**問題の説明**: 記録のうち、文字列「surface」を含む行の数を数え、その数だけを答えなさい。大文字と小文字は区別する。

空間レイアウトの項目
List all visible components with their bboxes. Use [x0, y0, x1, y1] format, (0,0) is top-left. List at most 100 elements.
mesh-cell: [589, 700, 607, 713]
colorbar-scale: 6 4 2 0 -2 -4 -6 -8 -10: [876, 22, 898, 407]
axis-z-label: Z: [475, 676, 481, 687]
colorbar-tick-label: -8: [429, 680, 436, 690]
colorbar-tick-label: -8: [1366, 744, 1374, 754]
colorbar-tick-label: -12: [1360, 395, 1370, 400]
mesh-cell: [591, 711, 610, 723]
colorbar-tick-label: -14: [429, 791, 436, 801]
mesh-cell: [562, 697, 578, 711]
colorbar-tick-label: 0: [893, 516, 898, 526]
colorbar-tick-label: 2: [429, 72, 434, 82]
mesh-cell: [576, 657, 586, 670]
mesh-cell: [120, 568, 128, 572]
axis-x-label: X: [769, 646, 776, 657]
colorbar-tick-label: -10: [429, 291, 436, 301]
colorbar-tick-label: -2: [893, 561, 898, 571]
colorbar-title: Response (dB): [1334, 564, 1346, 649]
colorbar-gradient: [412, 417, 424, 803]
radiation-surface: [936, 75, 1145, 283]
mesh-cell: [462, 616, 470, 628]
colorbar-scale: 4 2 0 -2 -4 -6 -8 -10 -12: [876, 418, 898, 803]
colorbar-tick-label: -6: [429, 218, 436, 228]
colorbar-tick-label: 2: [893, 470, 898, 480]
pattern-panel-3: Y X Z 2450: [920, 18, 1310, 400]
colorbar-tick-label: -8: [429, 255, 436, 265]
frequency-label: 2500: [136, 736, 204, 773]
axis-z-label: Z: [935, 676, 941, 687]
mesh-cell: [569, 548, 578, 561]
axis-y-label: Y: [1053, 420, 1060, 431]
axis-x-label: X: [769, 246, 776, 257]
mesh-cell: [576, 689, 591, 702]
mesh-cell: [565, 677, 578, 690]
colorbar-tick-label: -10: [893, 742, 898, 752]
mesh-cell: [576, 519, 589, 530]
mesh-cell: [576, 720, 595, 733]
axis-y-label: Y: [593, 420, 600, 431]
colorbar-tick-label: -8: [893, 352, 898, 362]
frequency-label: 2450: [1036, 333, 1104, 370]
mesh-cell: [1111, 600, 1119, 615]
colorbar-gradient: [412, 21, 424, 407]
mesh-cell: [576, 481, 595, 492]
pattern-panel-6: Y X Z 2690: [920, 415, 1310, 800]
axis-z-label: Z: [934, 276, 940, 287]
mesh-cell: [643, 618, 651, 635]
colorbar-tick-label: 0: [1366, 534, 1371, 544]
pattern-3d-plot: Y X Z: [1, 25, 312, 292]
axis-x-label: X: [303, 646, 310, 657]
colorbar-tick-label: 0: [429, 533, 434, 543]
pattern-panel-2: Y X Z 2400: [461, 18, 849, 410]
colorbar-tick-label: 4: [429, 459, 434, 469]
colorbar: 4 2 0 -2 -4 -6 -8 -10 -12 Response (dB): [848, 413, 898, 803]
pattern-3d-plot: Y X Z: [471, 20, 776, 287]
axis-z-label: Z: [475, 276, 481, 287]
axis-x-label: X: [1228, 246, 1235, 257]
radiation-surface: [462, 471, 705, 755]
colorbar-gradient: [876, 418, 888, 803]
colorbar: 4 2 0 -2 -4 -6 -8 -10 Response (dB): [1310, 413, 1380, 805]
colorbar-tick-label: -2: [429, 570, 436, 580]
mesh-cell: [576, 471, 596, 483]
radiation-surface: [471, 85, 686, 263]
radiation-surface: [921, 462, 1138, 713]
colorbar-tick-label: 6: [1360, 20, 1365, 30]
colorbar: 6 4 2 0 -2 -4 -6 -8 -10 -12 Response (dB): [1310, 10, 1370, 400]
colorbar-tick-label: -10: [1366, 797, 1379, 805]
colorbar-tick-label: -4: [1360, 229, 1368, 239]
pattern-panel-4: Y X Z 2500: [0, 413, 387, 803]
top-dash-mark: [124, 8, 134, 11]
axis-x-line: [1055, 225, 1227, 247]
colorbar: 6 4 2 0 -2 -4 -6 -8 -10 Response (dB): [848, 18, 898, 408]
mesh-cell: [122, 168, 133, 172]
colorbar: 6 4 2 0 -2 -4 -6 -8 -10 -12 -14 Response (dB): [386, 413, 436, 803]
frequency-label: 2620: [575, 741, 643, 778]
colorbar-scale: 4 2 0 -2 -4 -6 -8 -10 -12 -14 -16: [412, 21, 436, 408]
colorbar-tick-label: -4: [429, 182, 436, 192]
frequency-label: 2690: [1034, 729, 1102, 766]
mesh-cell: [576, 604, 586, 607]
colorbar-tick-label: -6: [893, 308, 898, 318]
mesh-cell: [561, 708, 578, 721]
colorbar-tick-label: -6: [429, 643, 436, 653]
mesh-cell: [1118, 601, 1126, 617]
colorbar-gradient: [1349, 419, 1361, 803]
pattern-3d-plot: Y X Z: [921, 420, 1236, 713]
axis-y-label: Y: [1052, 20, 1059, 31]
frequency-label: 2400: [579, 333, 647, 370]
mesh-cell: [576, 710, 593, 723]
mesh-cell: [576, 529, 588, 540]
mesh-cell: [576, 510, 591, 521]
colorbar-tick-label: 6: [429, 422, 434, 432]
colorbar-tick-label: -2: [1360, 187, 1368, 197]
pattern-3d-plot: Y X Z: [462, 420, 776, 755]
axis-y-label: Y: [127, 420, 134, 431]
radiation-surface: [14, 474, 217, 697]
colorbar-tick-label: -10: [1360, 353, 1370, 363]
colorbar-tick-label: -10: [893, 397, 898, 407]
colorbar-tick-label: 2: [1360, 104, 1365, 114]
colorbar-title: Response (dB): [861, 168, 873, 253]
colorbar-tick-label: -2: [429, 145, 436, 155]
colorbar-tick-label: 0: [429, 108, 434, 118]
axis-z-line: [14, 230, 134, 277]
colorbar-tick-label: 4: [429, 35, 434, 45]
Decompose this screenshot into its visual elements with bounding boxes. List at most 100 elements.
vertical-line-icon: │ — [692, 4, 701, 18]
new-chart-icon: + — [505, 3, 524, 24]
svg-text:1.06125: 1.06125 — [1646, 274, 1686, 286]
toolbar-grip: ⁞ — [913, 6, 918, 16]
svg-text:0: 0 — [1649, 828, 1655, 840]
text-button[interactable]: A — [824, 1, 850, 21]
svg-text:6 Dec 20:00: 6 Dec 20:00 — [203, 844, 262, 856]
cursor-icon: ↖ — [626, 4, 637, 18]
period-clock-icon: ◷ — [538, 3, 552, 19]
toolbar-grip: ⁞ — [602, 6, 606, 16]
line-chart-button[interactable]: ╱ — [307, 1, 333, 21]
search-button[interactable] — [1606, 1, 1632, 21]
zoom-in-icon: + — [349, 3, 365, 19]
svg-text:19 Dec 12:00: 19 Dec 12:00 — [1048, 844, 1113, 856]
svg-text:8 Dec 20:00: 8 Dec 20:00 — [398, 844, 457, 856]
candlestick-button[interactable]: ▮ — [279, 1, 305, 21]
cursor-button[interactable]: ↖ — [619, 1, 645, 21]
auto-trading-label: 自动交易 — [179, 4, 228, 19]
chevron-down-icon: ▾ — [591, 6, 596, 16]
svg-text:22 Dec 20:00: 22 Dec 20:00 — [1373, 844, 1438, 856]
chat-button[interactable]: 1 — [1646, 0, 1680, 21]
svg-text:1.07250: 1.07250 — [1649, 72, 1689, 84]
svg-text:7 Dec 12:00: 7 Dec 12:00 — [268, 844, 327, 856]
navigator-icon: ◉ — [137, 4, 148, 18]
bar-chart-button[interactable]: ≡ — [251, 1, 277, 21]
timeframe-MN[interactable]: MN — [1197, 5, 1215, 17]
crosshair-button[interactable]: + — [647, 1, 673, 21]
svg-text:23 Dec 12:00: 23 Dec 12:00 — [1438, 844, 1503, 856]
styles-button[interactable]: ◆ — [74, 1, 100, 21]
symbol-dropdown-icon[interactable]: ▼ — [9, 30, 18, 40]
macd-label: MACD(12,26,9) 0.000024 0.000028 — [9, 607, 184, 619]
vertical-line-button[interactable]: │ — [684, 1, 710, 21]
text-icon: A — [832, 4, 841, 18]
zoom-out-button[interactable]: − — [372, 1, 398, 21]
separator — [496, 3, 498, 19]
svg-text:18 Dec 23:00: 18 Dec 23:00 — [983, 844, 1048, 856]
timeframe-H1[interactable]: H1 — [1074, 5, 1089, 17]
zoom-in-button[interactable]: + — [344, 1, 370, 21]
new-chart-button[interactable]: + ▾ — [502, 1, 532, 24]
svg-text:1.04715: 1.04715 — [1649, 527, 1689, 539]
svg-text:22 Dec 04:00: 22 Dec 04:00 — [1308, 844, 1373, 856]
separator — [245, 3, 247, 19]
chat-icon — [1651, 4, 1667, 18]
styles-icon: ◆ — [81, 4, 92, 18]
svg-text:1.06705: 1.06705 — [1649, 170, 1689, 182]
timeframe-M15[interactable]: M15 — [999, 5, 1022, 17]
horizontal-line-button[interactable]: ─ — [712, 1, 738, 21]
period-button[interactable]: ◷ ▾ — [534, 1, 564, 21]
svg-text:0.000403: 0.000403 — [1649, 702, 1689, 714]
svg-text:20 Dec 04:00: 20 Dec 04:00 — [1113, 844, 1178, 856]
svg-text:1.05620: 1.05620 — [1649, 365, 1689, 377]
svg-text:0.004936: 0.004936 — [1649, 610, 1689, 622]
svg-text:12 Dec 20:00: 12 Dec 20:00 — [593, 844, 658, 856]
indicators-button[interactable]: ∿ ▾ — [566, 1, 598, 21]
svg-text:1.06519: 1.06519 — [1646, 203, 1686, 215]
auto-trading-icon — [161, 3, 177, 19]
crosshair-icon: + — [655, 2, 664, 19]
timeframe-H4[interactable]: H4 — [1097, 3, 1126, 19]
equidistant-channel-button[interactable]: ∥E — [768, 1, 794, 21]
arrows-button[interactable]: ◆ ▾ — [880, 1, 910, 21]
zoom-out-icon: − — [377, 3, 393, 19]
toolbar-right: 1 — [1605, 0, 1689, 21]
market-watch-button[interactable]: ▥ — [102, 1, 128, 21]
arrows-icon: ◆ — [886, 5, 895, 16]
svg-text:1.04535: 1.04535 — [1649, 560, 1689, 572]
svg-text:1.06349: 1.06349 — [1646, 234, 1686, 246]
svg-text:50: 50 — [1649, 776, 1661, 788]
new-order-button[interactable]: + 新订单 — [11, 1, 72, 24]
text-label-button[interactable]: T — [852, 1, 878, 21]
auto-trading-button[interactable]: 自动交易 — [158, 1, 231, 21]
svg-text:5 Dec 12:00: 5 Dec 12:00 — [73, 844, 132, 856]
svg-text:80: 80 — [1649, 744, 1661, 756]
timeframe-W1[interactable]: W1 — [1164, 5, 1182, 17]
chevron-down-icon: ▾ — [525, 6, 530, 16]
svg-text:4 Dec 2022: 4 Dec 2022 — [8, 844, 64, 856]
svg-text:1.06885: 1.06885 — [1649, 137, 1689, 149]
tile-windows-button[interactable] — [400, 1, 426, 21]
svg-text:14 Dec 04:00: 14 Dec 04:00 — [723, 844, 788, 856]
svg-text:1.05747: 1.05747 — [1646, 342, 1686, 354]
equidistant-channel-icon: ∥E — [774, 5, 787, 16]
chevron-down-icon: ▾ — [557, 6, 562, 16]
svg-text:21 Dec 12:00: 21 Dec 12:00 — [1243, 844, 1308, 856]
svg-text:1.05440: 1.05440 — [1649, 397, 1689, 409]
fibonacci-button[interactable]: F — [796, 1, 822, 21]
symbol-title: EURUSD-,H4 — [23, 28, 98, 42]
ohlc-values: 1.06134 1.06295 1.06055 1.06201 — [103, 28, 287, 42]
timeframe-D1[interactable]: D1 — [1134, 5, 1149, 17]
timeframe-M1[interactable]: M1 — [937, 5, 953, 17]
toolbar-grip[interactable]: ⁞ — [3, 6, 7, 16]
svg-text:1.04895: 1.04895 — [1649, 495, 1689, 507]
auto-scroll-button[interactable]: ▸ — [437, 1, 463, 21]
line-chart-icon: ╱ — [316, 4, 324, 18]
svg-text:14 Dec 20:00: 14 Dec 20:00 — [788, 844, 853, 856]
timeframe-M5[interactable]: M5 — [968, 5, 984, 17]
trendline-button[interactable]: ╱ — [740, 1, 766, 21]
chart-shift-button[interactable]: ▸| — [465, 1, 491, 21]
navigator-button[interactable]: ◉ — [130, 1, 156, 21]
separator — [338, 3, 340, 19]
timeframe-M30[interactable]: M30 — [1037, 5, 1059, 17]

**解答**: 5